**Stated problem:** Search the listing for "PREMIUM" and copy every line where it appears.
--- Start Provided entries ---
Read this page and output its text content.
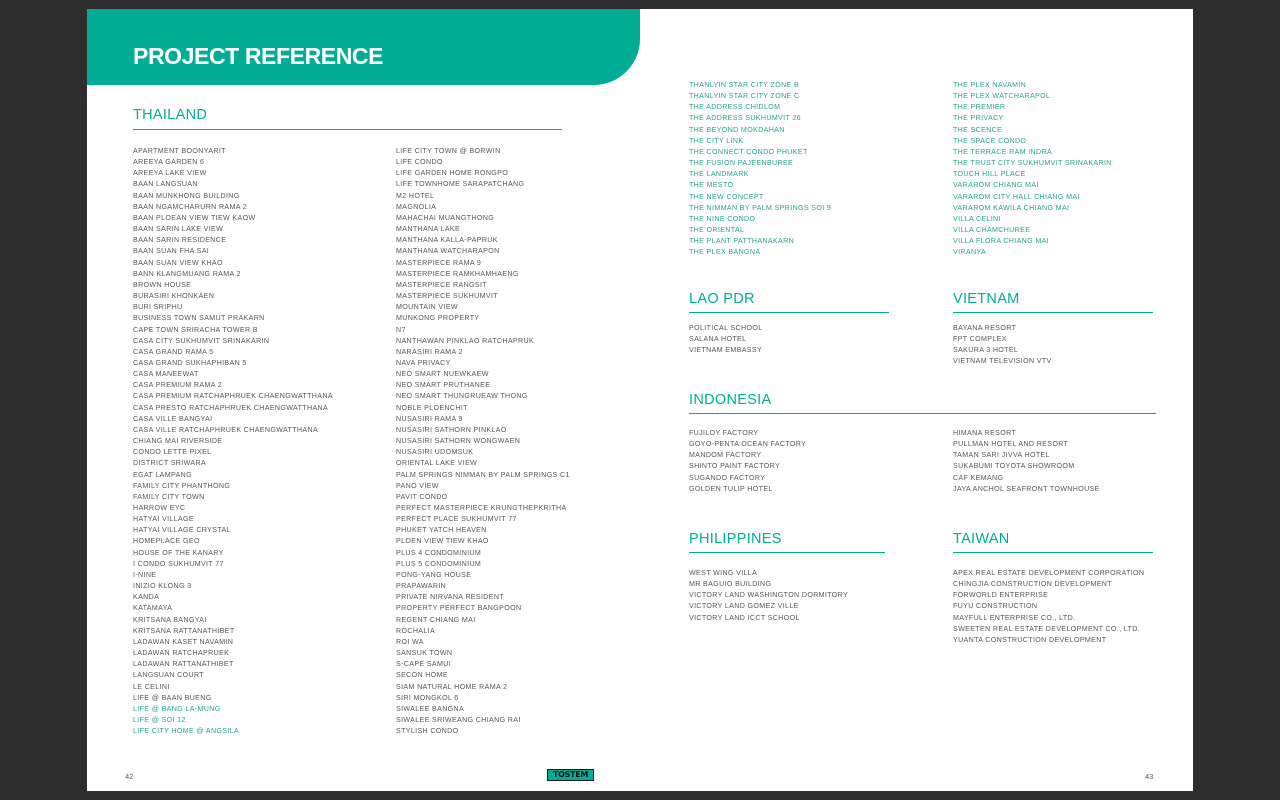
PROJECT REFERENCE
THAILAND
APARTMENT BOONYARIT
AREEYA GARDEN 6
AREEYA LAKE VIEW
BAAN LANGSUAN
BAAN MUNKHONG BUILDING
BAAN NGAMCHARURN RAMA 2
BAAN PLOEAN VIEW TIEW KAOW
BAAN SARIN LAKE VIEW
BAAN SARIN RESIDENCE
BAAN SUAN FHA SAI
BAAN SUAN VIEW KHAO
BANN KLANGMUANG RAMA 2
BROWN HOUSE
BURASIRI KHONKAEN
BURI SRIPHU
BUSINESS TOWN SAMUT PRAKARN
CAPE TOWN SRIRACHA TOWER B
CASA CITY SUKHUMVIT SRINAKARIN
CASA GRAND RAMA 5
CASA GRAND SUKHAPHIBAN 5
CASA MANEEWAT
CASA PREMIUM RAMA 2
CASA PREMIUM RATCHAPHRUEK CHAENGWATTHANA
CASA PRESTO RATCHAPHRUEK CHAENGWATTHANA
CASA VILLE BANGYAI
CASA VILLE RATCHAPHRUEK CHAENGWATTHANA
CHIANG MAI RIVERSIDE
CONDO LETTE PIXEL
DISTRICT SRIWARA
EGAT LAMPANG
FAMILY CITY PHANTHONG
FAMILY CITY TOWN
HARROW EYC
HATYAI VILLAGE
HATYAI VILLAGE CRYSTAL
HOMEPLACE GEO
HOUSE OF THE KANARY
I CONDO SUKHUMVIT 77
I-NINE
INIZIO KLONG 3
KANDA
KATAMAYA
KRITSANA BANGYAI
KRITSANA RATTANATHIBET
LADAWAN KASET NAVAMIN
LADAWAN RATCHAPRUEK
LADAWAN RATTANATHIBET
LANGSUAN COURT
LE CELINI
LIFE @ BAAN BUENG
LIFE @ BANG LA-MUNG
LIFE @ SOI 12
LIFE CITY HOME @ ANGSILA
LIFE CITY TOWN @ BORWIN
LIFE CONDO
LIFE GARDEN HOME RONGPO
LIFE TOWNHOME SARAPATCHANG
M2 HOTEL
MAGNOLIA
MAHACHAI MUANGTHONG
MANTHANA LAKE
MANTHANA KALLA-PAPRUK
MANTHANA WATCHARAPON
MASTERPIECE RAMA 9
MASTERPIECE RAMKHAMHAENG
MASTERPIECE RANGSIT
MASTERPIECE SUKHUMVIT
MOUNTAIN VIEW
MUNKONG PROPERTY
N7
NANTHAWAN PINKLAO RATCHAPRUK
NARASIRI RAMA 2
NAVA PRIVACY
NEO SMART NUEWKAEW
NEO SMART PRUTHANEE
NEO SMART THUNGRUEAW THONG
NOBLE PLOENCHIT
NUSASIRI RAMA 9
NUSASIRI SATHORN PINKLAO
NUSASIRI SATHORN WONGWAEN
NUSASIRI UDOMSUK
ORIENTAL LAKE VIEW
PALM SPRINGS NIMMAN BY PALM SPRINGS C1
PANO VIEW
PAVIT CONDO
PERFECT MASTERPIECE KRUNGTHEPKRITHA
PERFECT PLACE SUKHUMVIT 77
PHUKET YATCH HEAVEN
PLOEN VIEW TIEW KHAO
PLUS 4 CONDOMINIUM
PLUS 5 CONDOMINIUM
PONG-YANG HOUSE
PRAPAWARIN
PRIVATE NIRVANA RESIDENT
PROPERTY PERFECT BANGPOON
REGENT CHIANG MAI
ROCHALIA
ROI WA
SANSUK TOWN
S-CAPE SAMUI
SECON HOME
SIAM NATURAL HOME RAMA 2
SIRI MONGKOL 6
SIWALEE BANGNA
SIWALEE SRIWEANG CHIANG RAI
STYLISH CONDO
THANLYIN STAR CITY ZONE B
THANLYIN STAR CITY ZONE C
THE ADDRESS CHIDLOM
THE ADDRESS SUKHUMVIT 26
THE BEYOND MOKDAHAN
THE CITY LINK
THE CONNECT CONDO PHUKET
THE FUSION PAJEENBUREE
THE LANDMARK
THE MESTO
THE NEW CONCEPT
THE NIMMAN BY PALM SPRINGS SOI 9
THE NINE CONDO
THE ORIENTAL
THE PLANT PATTHANAKARN
THE PLEX BANGNA
THE PLEX NAVAMIN
THE PLEX WATCHARAPOL
THE PREMIER
THE PRIVACY
THE SCENCE
THE SPACE CONDO
THE TERRACE RAM INDRA
THE TRUST CITY SUKHUMVIT SRINAKARIN
TOUCH HILL PLACE
VARAROM CHIANG MAI
VARAROM CITY HALL CHIANG MAI
VARAROM KAWILA CHIANG MAI
VILLA CELINI
VILLA CHAMCHUREE
VILLA FLORA CHIANG MAI
VIRANYA
LAO PDR
POLITICAL SCHOOL
SALANA HOTEL
VIETNAM EMBASSY
VIETNAM
BAYANA RESORT
FPT COMPLEX
SAKURA 3 HOTEL
VIETNAM TELEVISION VTV
INDONESIA
FUJILOY FACTORY
GOYO-PENTA OCEAN FACTORY
MANDOM FACTORY
SHINTO PAINT FACTORY
SUGANDO FACTORY
GOLDEN TULIP HOTEL
HIMANA RESORT
PULLMAN HOTEL AND RESORT
TAMAN SARI JIVVA HOTEL
SUKABUMI TOYOTA SHOWROOM
CAF KEMANG
JAYA ANCHOL SEAFRONT TOWNHOUSE
PHILIPPINES
WEST WING VILLA
MR BAGUIO BUILDING
VICTORY LAND WASHINGTON DORMITORY
VICTORY LAND GOMEZ VILLE
VICTORY LAND ICCT SCHOOL
TAIWAN
APEX REAL ESTATE DEVELOPMENT CORPORATION
CHINGJIA CONSTRUCTION DEVELOPMENT
FORWORLD ENTERPRISE
FUYU CONSTRUCTION
MAYFULL ENTERPRISE CO., LTD.
SWEETEN REAL ESTATE DEVELOPMENT CO., LTD.
YUANTA CONSTRUCTION DEVELOPMENT
42	TOSTEM	43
--- End Provided entries ---
**The response:**
CASA PREMIUM RAMA 2
CASA PREMIUM RATCHAPHRUEK CHAENGWATTHANA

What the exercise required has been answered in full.